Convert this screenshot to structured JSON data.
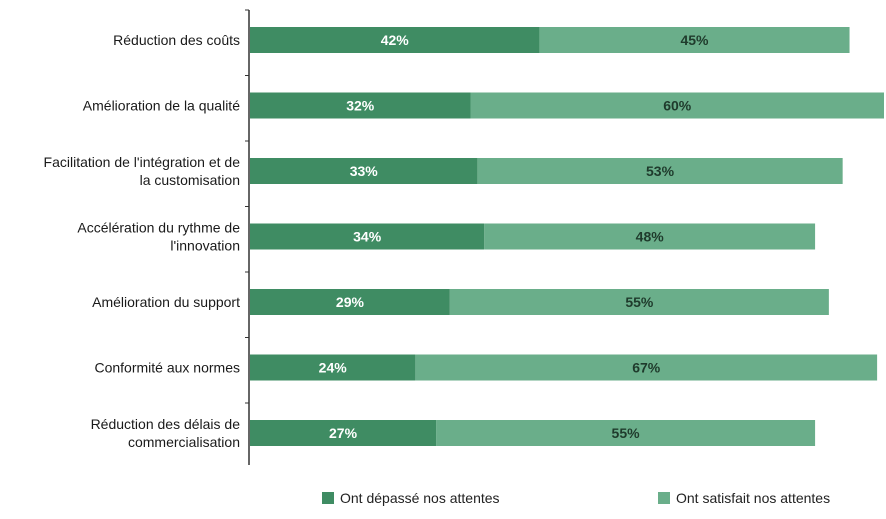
{
  "chart_data": {
    "type": "bar",
    "orientation": "horizontal",
    "stacked": true,
    "categories": [
      [
        "Réduction des coûts"
      ],
      [
        "Amélioration de la qualité"
      ],
      [
        "Facilitation de l'intégration et de",
        "la customisation"
      ],
      [
        "Accélération du rythme de",
        "l'innovation"
      ],
      [
        "Amélioration du support"
      ],
      [
        "Conformité aux normes"
      ],
      [
        "Réduction des délais de",
        "commercialisation"
      ]
    ],
    "series": [
      {
        "name": "Ont dépassé nos attentes",
        "values": [
          42,
          32,
          33,
          34,
          29,
          24,
          27
        ],
        "labels": [
          "42%",
          "32%",
          "33%",
          "34%",
          "29%",
          "24%",
          "27%"
        ],
        "color": "#3f8c63"
      },
      {
        "name": "Ont satisfait nos attentes",
        "values": [
          45,
          60,
          53,
          48,
          55,
          67,
          55
        ],
        "labels": [
          "45%",
          "60%",
          "53%",
          "48%",
          "55%",
          "67%",
          "55%"
        ],
        "color": "#6aae8a"
      }
    ],
    "xlim": [
      0,
      92
    ],
    "legend_position": "bottom",
    "grid": false
  }
}
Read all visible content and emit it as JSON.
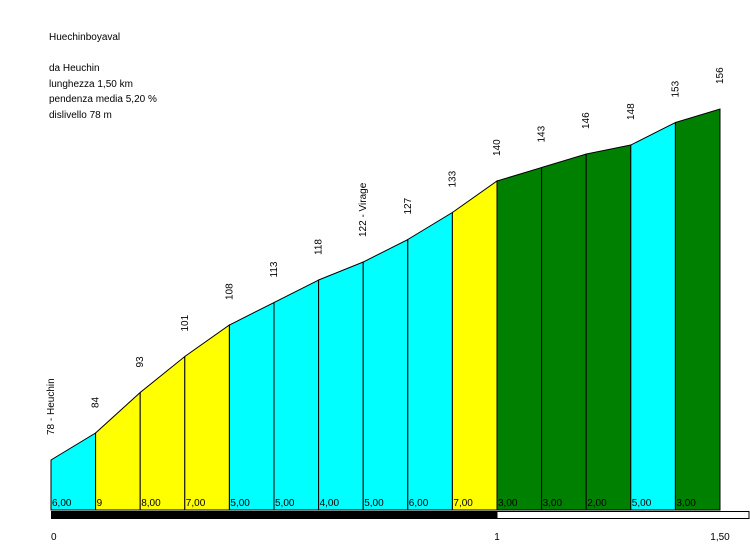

◆ ◆ ◆ ◆ ◆ ◆ ◆

§ **Given request**:
Repeat each record exactly, with the pictures left out.

§ **Response to this task**:
Convert this screenshot to structured JSON data.
{
  "chart_data": {
    "type": "bar",
    "orientation": "horizontal",
    "stacked": true,
    "categories": [
      [
        "Réduction des coûts"
      ],
      [
        "Amélioration de la qualité"
      ],
      [
        "Facilitation de l'intégration et de",
        "la customisation"
      ],
      [
        "Accélération du rythme de",
        "l'innovation"
      ],
      [
        "Amélioration du support"
      ],
      [
        "Conformité aux normes"
      ],
      [
        "Réduction des délais de",
        "commercialisation"
      ]
    ],
    "series": [
      {
        "name": "Ont dépassé nos attentes",
        "values": [
          42,
          32,
          33,
          34,
          29,
          24,
          27
        ],
        "labels": [
          "42%",
          "32%",
          "33%",
          "34%",
          "29%",
          "24%",
          "27%"
        ],
        "color": "#3f8c63"
      },
      {
        "name": "Ont satisfait nos attentes",
        "values": [
          45,
          60,
          53,
          48,
          55,
          67,
          55
        ],
        "labels": [
          "45%",
          "60%",
          "53%",
          "48%",
          "55%",
          "67%",
          "55%"
        ],
        "color": "#6aae8a"
      }
    ],
    "xlim": [
      0,
      92
    ],
    "legend_position": "bottom",
    "grid": false
  }
}
Read all visible content and emit it as JSON.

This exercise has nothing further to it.